ACTIONS REQUISES:
1. D'après l'extrait source, jusqu'à quelle ville le groupe a-t-il continué à rouler au lieu d'aller chercher Syd ?
2. Dans les lignes de données, commencez à celle qui contient "- candle-body: [7, 396, 12, 412]" et arrêtez-vous après celle qui contient "- candle-body: [292, 238, 296, 251]". Présentez ces lignes, s'il vous plaît, sous forme de liste JSON de chaînes, une chaîne par ligne, sans les lignes vides.

EXTRAIT SOURCE:
David Gilmour : C’est étrange, mais je ne crois pas qu’il soit venu une seule fois durant les sessions studio, alors que moi j’étais impliqué. Je ne me rappelle même pas avoir été sur scène avec lui. On n’a dû faire que quatre ou cinq concerts ensemble.

Une nouvelle fois, je cite ce que vous avez dit à propos de vos débuts au sein de Pink Floyd : que vous pensiez que vous étiez capable de “leur redessiner le portrait à coups de poings”.

David Gilmour : Ca sonne comme de l’arrogance juvénile.

La légende du départ de Syd est-elle exacte ? Un jour, vous avez décidé de ne pas aller le chercher pour le concert comme vous le faisiez habituellement ?

David Gilmour : On roulait sur Ladbroke Grove et quelqu’un a dit : “Est-ce qu’on va chercher Syd ?” Et quelqu’un d’autre, probablement Roger, a dit : “Non , on n’y va pas.” On a donc continué à rouler jusqu’à Southampton.

Comment l’avez-vous vécu, personnellement ?

David Gilmour : Il n’était plus capable de rien, même plus de se rendre compte de ce qui se passait. Et puis quand tu es jeune et ambitieux, tu te montres cruel et tu continues ta route.

C’est votre interprétation des choses, que vous avez été cruels ?

David Gilmour : Oui, je pense qu’on l’était tous. Ce qui primait, c’était notre désir de s’en sortir, sans autre considération. De toute évidence, nous nous sommes sentis coupables par la suite. C’est en grande partie pour cette raison que Roger et moi avons bossé sur la production de l’album solo de Syd (Madcap’s Laughs sorti en janvier 1970, NDJ), puis Rick et moi, on a bossé sur le suivant (Barrett en novembre 1970, NDJ). On avait clairement le sentiment de lui devoir quelque chose.

Comment s’est passé le travail sur ces deux albums ?

ENTRÉES EXTRAITES:
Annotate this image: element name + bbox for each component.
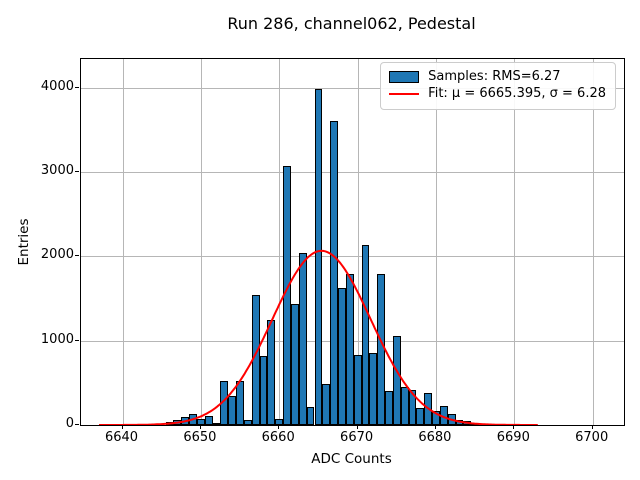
histogram-bar [243,419,252,425]
gaussian-fit-path [99,249,538,425]
plot-area: Samples: RMS=6.27 Fit: μ = 6665.395, σ =… [80,58,625,426]
gridline-x [279,59,281,425]
histogram-bar [353,355,362,425]
legend-samples-label: Samples: RMS=6.27 [428,69,561,84]
x-tick-label: 6640 [104,430,139,445]
legend-fit-swatch [389,93,420,95]
x-tick-mark [121,425,123,429]
histogram-bar [290,304,299,425]
histogram-bar [408,389,417,425]
gridline-x [435,59,437,425]
histogram-bar [275,418,284,425]
histogram-bar [432,411,440,425]
histogram-bar [212,423,221,425]
histogram-bar [204,416,213,425]
y-tick-mark [75,424,79,425]
histogram-bar [385,391,393,425]
histogram-bar [306,407,315,425]
histogram-bar [298,252,307,425]
y-tick-mark [75,339,79,341]
gridline-x [357,59,359,425]
gridline-x [592,59,594,425]
y-tick-label: 4000 [40,78,74,94]
gridline-x [514,59,516,425]
histogram-bar [228,395,237,425]
y-tick-label: 2000 [40,247,74,263]
legend-item-fit: Fit: μ = 6665.395, σ = 6.28 [389,86,606,102]
legend-fit-label: Fit: μ = 6665.395, σ = 6.28 [428,86,606,101]
chart-title: Run 286, channel062, Pedestal [227,14,476,33]
y-tick-label: 0 [65,416,74,431]
x-axis-label: ADC Counts [311,451,392,467]
y-tick-label: 1000 [40,331,74,347]
gridline-y [81,256,624,258]
histogram-bar [392,335,401,425]
gridline-x [122,59,124,425]
y-tick-mark [75,255,79,257]
y-axis-label: Entries [16,218,32,266]
x-tick-label: 6700 [575,430,609,445]
x-tick-label: 6660 [261,430,295,445]
histogram-bar [369,353,378,425]
histogram-bar [416,407,425,425]
fit-curve [99,249,538,425]
x-tick-label: 6680 [418,430,452,445]
x-tick-mark [434,425,436,429]
histogram-bar [196,419,205,425]
x-tick-mark [356,425,358,429]
x-tick-mark [513,425,515,429]
histogram-bar [345,274,354,425]
x-tick-label: 6690 [496,430,530,445]
y-tick-mark [75,171,79,172]
histogram-bar [400,387,409,425]
gridline-y [81,172,624,173]
y-tick-label: 3000 [40,163,74,178]
y-tick-mark [75,86,79,88]
histogram-bar [361,244,370,425]
histogram-bar [330,120,338,425]
histogram-bar [322,383,331,425]
histogram-bar [314,89,323,425]
legend-item-samples: Samples: RMS=6.27 [389,69,606,85]
x-tick-mark [278,425,280,429]
x-tick-mark [591,425,593,429]
histogram-bar [259,356,268,425]
histogram-bar [338,288,346,425]
legend-samples-swatch [389,71,420,83]
legend: Samples: RMS=6.27 Fit: μ = 6665.395, σ =… [380,62,616,110]
gridline-y [81,87,624,89]
x-tick-mark [199,425,201,429]
x-tick-label: 6650 [183,430,217,445]
x-tick-label: 6670 [340,430,374,445]
gridline-x [200,59,202,425]
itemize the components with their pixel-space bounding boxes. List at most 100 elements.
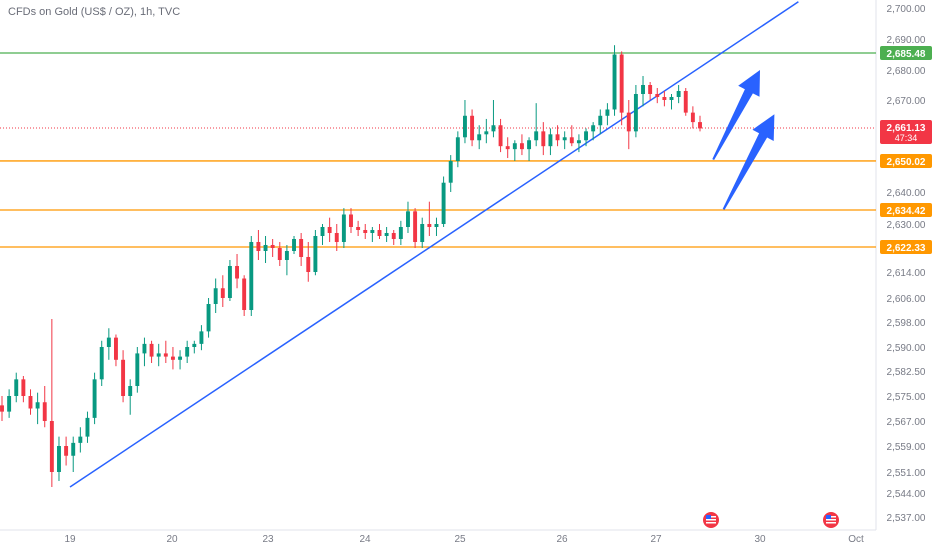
- candle-body: [7, 396, 12, 412]
- time-tick-label: 30: [754, 534, 766, 545]
- flag-stripe: [826, 519, 836, 521]
- candle-body: [391, 232, 396, 239]
- current-price-label: 2,661.13: [887, 123, 926, 134]
- candle-body: [341, 214, 346, 242]
- candle-body: [85, 417, 90, 437]
- support-price-label: 2,634.42: [887, 206, 926, 217]
- time-tick-label: 26: [556, 534, 568, 545]
- candle-body: [598, 115, 603, 126]
- candle-body: [64, 446, 69, 456]
- candle-body: [463, 115, 467, 138]
- candle-body: [128, 386, 133, 396]
- projection-arrow: [712, 70, 760, 160]
- candle-body: [655, 94, 660, 97]
- candle-body: [470, 115, 475, 141]
- candle-body: [284, 250, 289, 260]
- candle-body: [71, 442, 76, 456]
- candle-body: [334, 232, 339, 242]
- candle-body: [555, 134, 560, 141]
- time-tick-label: Oct: [848, 534, 864, 545]
- candle-body: [306, 256, 311, 272]
- candle-body: [377, 229, 382, 236]
- candle-body: [398, 226, 403, 239]
- support-price-label: 2,650.02: [887, 157, 926, 168]
- candle-body: [292, 238, 296, 251]
- price-tick-label: 2,640.00: [887, 188, 926, 199]
- candle-body: [99, 347, 104, 380]
- candle-body: [519, 143, 524, 150]
- candle-body: [455, 137, 460, 161]
- bar-countdown-label: 47:34: [895, 133, 918, 143]
- candle-body: [135, 353, 140, 386]
- candle-body: [641, 85, 645, 94]
- candle-body: [256, 241, 261, 251]
- candle-body: [484, 131, 489, 135]
- candle-body: [633, 94, 638, 132]
- candle-body: [690, 112, 695, 123]
- candle-body: [356, 226, 361, 230]
- candle-body: [420, 224, 425, 242]
- candle-body: [384, 232, 389, 236]
- current-price-badge: [880, 120, 932, 144]
- price-tick-label: 2,575.00: [887, 392, 926, 403]
- price-tick-label: 2,559.00: [887, 442, 926, 453]
- flag-stripe: [706, 522, 716, 524]
- support-price-label: 2,622.33: [887, 243, 926, 254]
- price-tick-label: 2,551.00: [887, 468, 926, 479]
- candle-body: [676, 91, 681, 97]
- candle-body: [28, 396, 33, 409]
- candle-body: [57, 446, 61, 472]
- price-tick-label: 2,567.00: [887, 417, 926, 428]
- candle-body: [170, 356, 175, 360]
- price-tick-label: 2,680.00: [887, 66, 926, 77]
- candle-body: [21, 379, 26, 396]
- candle-body: [156, 353, 161, 357]
- candle-body: [206, 304, 211, 332]
- price-tick-label: 2,630.00: [887, 220, 926, 231]
- candle-body: [584, 131, 588, 141]
- support-price-badge: [880, 240, 932, 254]
- candle-body: [242, 278, 247, 310]
- candle-body: [35, 402, 40, 409]
- candle-body: [669, 97, 674, 100]
- candle-body: [662, 97, 667, 100]
- candle-body: [313, 235, 318, 272]
- price-tick-label: 2,598.00: [887, 318, 926, 329]
- candle-body: [92, 379, 97, 418]
- candle-body: [114, 337, 118, 360]
- candle-body: [142, 343, 147, 354]
- resistance-price-label: 2,685.48: [887, 49, 926, 60]
- candle-body: [227, 265, 232, 298]
- candle-body: [626, 112, 631, 132]
- candle-body: [320, 226, 325, 236]
- support-price-badge: [880, 153, 932, 168]
- candle-body: [220, 288, 225, 298]
- candle-body: [14, 379, 19, 396]
- candle-body: [548, 134, 553, 147]
- candle-body: [434, 224, 439, 227]
- candle-body: [106, 337, 111, 347]
- flag-canton: [826, 515, 831, 519]
- candle-body: [263, 244, 268, 251]
- candle-body: [406, 211, 410, 227]
- price-tick-label: 2,690.00: [887, 35, 926, 46]
- us-flag-icon: [703, 512, 719, 528]
- time-tick-label: 24: [359, 534, 371, 545]
- candle-body: [213, 288, 218, 304]
- flag-stripe: [826, 522, 836, 524]
- candle-body: [505, 146, 510, 150]
- uptrend-line: [69, 1, 799, 488]
- candle-body: [327, 226, 332, 233]
- candle-body: [270, 244, 275, 248]
- candle-body: [683, 91, 688, 113]
- chart-title: CFDs on Gold (US$ / OZ), 1h, TVC: [8, 6, 181, 18]
- candle-body: [498, 125, 503, 147]
- time-tick-label: 27: [650, 534, 662, 545]
- support-price-badge: [880, 203, 932, 217]
- candle-body: [527, 140, 532, 150]
- candle-body: [363, 229, 368, 233]
- candle-body: [235, 265, 239, 279]
- candle-body: [698, 122, 702, 129]
- time-tick-label: 25: [454, 534, 466, 545]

RÉSULTATS:
1. Jusqu'à Southampton.

2.
[
  "- candle-body: [7, 396, 12, 412]",
  "- time-tick-label: 30: [754, 534, 766, 545]",
  "- flag-stripe: [826, 519, 836, 521]",
  "- candle-body: [391, 232, 396, 239]",
  "- current-price-label: 2,661.13: [887, 123, 926, 134]",
  "- candle-body: [341, 214, 346, 242]",
  "- candle-body: [85, 417, 90, 437]",
  "- support-price-label: 2,634.42: [887, 206, 926, 217]",
  "- time-tick-label: 26: [556, 534, 568, 545]",
  "- candle-body: [598, 115, 603, 126]",
  "- candle-body: [64, 446, 69, 456]",
  "- candle-body: [463, 115, 467, 138]",
  "- candle-body: [128, 386, 133, 396]",
  "- projection-arrow: [712, 70, 760, 160]",
  "- candle-body: [655, 94, 660, 97]",
  "- candle-body: [470, 115, 475, 141]",
  "- candle-body: [284, 250, 289, 260]",
  "- candle-body: [71, 442, 76, 456]",
  "- candle-body: [334, 232, 339, 242]",
  "- candle-body: [555, 134, 560, 141]",
  "- time-tick-label: Oct: [848, 534, 864, 545]",
  "- candle-body: [306, 256, 311, 272]",
  "- candle-body: [377, 229, 382, 236]",
  "- candle-body: [398, 226, 403, 239]",
  "- support-price-label: 2,650.02: [887, 157, 926, 168]",
  "- candle-body: [292, 238, 296, 251]"
]